• [Metin parçası]
Jon Hoffman

Jon Hoffman

ABD'nin Ortadoğu politikası başarısız oldu

ABD'nin Ortadoğu politikası başarısız oldu

Hamas'ın 7 Ekim'de İsrailli sivilleri acımasızca katletmesinin ardından İsrail'in örgüte karşı başlattığı büyük askeri harekat Gazze Şeridi'ni yok olmanın eşiğine, Ortadoğu'yu ise daha geniş çaplı bir savaşın eşiğine getirdi. O tarihten bu yana yaşanan bir dizi olay çatışmanın daha da tırmanabileceğini gösteriyor: ABD'nin, grubun Kızıldeniz'deki ticari gemilere yönelik saldırılarına karşılık olarak üç Husi botunu batırması, İsrail ve ABD'nin Lübnan, Irak ve Suriye'de Hamas, Hizbullah ve İran Devrim Muhafızları'nın üst düzey üyelerine yönelik bir dizi suikast gerçekleştirmesi, İsrail Savaş Kabinesi Bakanı Benny Gantz'ın Hizbullah'ın İsrail'e ve İsrail'in de Hizbullah'a yönelik saldırıları karşısında "diplomatik çözüm için zamanın tükenmekte olduğu" yönündeki son uyarısı ve Biden yönetiminin ABD'nin bölgede birden fazla cephede askeri karşılık vermesi için planlar hazırladığına dair haberler.

• [Satırlar]
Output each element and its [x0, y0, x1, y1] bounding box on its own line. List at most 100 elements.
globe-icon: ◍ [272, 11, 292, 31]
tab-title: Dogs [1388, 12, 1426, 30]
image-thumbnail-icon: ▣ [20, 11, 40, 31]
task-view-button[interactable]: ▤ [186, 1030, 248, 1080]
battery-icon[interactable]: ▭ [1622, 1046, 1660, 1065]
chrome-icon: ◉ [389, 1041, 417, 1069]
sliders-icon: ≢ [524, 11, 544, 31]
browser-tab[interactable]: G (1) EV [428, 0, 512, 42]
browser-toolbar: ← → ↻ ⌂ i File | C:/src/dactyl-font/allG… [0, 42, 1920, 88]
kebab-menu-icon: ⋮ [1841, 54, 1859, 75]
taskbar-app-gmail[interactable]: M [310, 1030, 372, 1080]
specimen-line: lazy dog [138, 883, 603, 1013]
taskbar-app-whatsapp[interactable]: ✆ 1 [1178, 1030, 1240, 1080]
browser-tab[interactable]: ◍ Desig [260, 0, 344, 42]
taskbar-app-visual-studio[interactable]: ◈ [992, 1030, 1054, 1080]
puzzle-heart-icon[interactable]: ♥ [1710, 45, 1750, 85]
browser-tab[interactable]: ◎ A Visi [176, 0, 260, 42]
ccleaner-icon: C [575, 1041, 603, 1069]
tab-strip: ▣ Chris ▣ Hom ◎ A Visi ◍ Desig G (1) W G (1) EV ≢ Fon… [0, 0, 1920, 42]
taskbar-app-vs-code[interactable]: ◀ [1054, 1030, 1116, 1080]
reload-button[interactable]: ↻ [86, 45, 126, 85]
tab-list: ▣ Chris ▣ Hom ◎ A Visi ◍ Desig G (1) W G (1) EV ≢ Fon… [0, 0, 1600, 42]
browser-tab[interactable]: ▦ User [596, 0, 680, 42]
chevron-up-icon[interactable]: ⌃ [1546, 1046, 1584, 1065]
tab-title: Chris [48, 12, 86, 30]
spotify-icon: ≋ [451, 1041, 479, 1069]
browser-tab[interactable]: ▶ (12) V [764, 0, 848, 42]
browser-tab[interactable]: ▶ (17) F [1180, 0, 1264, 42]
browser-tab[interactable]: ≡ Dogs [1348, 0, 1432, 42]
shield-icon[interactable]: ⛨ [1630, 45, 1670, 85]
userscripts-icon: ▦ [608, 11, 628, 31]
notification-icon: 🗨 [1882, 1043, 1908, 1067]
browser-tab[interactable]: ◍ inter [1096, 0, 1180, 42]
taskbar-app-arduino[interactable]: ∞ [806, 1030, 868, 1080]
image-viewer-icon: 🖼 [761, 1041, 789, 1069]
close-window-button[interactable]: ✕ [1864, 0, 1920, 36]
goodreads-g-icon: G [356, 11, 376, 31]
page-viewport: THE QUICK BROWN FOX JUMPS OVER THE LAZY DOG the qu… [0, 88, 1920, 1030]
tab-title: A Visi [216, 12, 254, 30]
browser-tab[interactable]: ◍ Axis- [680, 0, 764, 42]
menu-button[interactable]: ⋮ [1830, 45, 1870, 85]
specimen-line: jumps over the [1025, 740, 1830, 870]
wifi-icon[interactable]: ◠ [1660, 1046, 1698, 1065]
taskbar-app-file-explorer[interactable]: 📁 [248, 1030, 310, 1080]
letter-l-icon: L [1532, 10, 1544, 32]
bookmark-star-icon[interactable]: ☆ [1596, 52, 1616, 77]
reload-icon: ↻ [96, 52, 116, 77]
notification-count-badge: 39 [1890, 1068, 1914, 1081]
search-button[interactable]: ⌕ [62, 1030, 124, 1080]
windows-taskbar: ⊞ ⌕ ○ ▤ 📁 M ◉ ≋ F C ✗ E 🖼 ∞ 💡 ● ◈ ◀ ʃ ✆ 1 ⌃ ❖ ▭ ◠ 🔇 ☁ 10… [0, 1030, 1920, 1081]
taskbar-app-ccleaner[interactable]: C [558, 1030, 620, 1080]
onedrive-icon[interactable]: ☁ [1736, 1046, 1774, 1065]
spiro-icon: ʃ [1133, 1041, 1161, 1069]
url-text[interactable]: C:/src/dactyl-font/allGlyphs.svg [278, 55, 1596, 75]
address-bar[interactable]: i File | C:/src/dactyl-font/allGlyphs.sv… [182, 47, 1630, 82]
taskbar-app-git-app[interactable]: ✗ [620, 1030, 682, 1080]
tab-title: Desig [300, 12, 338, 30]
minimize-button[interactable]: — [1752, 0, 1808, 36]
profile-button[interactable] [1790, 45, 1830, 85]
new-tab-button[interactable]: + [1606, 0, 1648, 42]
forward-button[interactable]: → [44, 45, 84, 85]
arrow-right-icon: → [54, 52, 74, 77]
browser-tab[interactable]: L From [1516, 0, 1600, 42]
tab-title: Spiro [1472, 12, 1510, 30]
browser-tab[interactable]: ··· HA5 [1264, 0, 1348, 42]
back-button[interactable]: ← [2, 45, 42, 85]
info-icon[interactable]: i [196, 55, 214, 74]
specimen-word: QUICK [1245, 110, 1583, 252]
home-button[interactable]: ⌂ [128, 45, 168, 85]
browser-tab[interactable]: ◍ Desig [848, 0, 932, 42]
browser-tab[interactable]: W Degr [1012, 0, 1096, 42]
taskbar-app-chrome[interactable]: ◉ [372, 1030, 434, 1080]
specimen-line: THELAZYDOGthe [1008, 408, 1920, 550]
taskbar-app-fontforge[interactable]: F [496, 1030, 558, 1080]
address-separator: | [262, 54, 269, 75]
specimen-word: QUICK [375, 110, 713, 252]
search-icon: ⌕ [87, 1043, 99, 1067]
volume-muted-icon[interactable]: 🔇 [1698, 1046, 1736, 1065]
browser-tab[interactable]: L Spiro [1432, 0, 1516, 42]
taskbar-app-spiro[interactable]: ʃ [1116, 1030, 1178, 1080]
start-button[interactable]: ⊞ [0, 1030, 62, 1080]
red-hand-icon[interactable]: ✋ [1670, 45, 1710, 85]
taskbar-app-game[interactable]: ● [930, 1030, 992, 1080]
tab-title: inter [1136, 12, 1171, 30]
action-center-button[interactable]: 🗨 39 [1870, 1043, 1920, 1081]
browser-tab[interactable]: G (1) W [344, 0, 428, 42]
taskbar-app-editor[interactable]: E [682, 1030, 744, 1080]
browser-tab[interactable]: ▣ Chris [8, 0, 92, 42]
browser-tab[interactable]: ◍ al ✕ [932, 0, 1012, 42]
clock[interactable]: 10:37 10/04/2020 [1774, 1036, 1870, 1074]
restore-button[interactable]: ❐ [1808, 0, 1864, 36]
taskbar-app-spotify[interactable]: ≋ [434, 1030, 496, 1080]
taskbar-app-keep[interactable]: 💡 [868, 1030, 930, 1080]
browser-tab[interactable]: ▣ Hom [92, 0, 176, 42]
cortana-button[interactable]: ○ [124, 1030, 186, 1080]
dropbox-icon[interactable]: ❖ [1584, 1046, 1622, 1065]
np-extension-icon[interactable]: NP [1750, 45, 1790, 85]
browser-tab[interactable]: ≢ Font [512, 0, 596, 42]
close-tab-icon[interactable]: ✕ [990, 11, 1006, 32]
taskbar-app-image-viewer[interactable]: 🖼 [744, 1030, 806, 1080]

• [Alıştırma hedefi] ABD'nin Ortadoğu politikasını anlatan metne göre İsrail ve ABD'nin suikastler gerçekleştirdiği ülkeleri lütfen sıralayın. Bu verilerin burada hiçbir işlevi yoktur.

• [Görev sonucu] Lübnan, Irak, Suriye